What the exercise asks:
Locate every line in the records below that holds the word "name" and return each one.

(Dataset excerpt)

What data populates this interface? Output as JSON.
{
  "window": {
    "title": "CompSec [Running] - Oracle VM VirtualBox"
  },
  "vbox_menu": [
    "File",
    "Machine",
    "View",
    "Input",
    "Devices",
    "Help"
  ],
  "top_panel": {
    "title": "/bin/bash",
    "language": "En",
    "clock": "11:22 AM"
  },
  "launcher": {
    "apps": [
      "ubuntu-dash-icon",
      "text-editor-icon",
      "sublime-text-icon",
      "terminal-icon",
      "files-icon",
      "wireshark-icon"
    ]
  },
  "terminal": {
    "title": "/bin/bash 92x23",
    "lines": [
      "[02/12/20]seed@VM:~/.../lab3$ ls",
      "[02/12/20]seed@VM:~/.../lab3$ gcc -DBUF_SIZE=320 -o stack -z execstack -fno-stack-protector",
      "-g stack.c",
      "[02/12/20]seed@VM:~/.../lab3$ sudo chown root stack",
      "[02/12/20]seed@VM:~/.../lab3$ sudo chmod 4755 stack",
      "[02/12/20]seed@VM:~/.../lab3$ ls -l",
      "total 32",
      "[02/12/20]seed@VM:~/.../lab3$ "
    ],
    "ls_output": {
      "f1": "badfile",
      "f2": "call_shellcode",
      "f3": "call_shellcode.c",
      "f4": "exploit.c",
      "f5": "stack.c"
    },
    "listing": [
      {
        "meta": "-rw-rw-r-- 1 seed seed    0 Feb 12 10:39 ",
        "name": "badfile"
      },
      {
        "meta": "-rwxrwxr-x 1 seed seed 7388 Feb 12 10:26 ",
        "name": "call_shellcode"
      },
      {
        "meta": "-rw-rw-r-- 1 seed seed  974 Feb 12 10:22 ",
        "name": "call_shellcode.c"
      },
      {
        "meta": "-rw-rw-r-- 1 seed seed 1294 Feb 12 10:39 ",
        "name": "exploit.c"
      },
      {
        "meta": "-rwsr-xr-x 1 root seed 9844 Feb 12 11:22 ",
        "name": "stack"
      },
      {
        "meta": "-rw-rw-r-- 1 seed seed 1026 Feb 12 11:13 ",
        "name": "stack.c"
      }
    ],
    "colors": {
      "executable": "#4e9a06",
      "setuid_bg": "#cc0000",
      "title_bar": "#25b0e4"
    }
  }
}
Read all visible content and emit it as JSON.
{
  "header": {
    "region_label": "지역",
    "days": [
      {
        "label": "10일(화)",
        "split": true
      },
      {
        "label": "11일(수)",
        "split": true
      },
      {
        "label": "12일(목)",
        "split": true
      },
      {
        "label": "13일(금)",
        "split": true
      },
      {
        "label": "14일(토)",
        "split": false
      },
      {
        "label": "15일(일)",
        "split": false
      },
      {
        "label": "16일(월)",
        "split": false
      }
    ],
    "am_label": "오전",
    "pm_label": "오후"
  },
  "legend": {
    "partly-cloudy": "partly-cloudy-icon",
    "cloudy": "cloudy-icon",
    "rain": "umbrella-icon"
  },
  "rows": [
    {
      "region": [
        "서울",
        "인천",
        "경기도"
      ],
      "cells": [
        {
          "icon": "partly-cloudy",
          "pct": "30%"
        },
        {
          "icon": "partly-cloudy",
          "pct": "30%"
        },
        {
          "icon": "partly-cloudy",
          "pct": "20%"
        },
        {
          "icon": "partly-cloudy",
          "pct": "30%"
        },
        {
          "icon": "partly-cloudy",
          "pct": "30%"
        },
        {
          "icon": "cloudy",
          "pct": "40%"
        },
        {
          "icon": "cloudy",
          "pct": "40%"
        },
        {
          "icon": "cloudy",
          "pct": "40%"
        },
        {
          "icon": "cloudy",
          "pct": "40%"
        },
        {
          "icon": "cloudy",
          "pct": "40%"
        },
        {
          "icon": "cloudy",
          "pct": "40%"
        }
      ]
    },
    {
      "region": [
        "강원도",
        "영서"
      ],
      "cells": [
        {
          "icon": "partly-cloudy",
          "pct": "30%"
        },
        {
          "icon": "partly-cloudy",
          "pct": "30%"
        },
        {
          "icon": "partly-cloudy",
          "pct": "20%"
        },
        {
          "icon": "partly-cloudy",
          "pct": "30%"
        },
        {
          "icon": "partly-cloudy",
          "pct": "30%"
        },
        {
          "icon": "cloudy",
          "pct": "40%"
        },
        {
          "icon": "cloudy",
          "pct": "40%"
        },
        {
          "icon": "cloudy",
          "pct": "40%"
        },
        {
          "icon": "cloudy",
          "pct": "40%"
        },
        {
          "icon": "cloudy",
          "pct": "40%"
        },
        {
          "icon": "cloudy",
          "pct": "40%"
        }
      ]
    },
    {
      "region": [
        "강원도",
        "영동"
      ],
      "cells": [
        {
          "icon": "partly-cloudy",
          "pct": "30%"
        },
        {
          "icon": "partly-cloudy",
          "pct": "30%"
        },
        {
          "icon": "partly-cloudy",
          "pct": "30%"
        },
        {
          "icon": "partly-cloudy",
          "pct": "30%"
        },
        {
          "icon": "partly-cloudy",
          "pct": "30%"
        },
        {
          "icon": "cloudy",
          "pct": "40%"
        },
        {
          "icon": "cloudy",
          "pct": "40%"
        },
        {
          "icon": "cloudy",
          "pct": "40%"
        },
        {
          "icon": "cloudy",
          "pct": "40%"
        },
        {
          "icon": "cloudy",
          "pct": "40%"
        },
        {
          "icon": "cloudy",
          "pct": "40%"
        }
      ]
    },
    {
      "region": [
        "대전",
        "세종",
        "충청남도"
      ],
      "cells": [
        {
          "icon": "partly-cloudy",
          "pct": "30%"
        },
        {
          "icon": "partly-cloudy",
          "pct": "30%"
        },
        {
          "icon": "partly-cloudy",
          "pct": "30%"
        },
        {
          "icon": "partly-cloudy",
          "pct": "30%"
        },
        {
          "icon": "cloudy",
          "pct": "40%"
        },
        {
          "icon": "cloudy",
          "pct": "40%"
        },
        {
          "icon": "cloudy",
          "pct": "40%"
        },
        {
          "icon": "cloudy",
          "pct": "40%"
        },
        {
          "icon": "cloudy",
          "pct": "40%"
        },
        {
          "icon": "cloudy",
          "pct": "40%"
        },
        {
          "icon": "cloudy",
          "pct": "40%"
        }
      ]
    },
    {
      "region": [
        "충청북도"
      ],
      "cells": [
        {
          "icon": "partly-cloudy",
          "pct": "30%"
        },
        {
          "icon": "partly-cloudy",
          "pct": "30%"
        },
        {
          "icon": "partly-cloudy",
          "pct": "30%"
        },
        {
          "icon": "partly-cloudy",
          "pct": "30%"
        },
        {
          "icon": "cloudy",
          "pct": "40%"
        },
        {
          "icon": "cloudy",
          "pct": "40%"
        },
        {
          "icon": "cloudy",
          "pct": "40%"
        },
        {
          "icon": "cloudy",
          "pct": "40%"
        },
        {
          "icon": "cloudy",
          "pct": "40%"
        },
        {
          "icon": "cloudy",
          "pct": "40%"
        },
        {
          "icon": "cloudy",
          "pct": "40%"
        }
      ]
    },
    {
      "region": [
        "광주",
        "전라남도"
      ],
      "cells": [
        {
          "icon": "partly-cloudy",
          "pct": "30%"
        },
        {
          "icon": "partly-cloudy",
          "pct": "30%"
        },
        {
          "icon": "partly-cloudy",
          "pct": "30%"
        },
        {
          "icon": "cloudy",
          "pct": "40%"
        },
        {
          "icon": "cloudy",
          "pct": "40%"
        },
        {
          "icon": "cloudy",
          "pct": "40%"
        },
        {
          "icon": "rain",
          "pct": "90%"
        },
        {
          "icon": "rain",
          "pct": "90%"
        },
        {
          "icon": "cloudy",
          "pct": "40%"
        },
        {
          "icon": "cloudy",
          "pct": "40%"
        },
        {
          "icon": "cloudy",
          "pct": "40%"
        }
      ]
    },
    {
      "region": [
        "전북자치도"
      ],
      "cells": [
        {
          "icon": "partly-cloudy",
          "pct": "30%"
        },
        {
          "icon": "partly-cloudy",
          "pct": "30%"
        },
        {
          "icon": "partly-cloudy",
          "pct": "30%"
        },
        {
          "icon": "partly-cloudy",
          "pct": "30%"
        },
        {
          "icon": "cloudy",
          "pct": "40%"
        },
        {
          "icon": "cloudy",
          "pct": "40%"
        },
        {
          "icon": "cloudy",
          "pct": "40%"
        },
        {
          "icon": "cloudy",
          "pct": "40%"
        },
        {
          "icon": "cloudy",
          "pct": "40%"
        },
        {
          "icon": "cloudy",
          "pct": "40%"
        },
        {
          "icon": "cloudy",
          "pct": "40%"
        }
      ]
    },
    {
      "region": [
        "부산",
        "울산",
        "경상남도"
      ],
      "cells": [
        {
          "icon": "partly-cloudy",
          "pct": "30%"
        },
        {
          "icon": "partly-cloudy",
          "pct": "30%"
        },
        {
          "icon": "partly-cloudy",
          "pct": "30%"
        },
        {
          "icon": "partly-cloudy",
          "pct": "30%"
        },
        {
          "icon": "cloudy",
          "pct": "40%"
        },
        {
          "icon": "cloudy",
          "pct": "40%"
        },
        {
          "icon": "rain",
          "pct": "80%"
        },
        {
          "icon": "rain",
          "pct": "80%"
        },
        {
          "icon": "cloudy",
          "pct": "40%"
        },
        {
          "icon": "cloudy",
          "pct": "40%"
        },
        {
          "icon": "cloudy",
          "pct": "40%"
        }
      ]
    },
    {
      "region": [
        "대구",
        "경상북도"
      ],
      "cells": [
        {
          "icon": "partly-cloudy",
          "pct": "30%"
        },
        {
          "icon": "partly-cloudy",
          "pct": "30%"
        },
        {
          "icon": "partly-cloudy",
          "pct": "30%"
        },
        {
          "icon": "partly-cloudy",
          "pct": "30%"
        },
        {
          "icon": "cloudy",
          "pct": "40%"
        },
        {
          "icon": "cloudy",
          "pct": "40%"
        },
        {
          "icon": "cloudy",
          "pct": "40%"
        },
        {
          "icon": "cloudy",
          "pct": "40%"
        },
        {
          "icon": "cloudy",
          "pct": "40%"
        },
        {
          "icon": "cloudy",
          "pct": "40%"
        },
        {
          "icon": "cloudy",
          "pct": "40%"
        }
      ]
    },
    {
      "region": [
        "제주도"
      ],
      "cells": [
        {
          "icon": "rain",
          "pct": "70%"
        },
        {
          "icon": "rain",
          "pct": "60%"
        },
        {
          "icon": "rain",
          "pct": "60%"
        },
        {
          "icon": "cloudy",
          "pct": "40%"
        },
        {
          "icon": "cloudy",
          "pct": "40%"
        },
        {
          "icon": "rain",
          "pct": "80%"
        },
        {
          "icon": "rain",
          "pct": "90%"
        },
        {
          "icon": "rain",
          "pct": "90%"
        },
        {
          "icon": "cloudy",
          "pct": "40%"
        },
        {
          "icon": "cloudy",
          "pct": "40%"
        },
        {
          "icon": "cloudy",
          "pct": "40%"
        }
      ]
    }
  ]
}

Exercise result:
        "name": "badfile"
        "name": "call_shellcode"
        "name": "call_shellcode.c"
        "name": "exploit.c"
        "name": "stack"
        "name": "stack.c"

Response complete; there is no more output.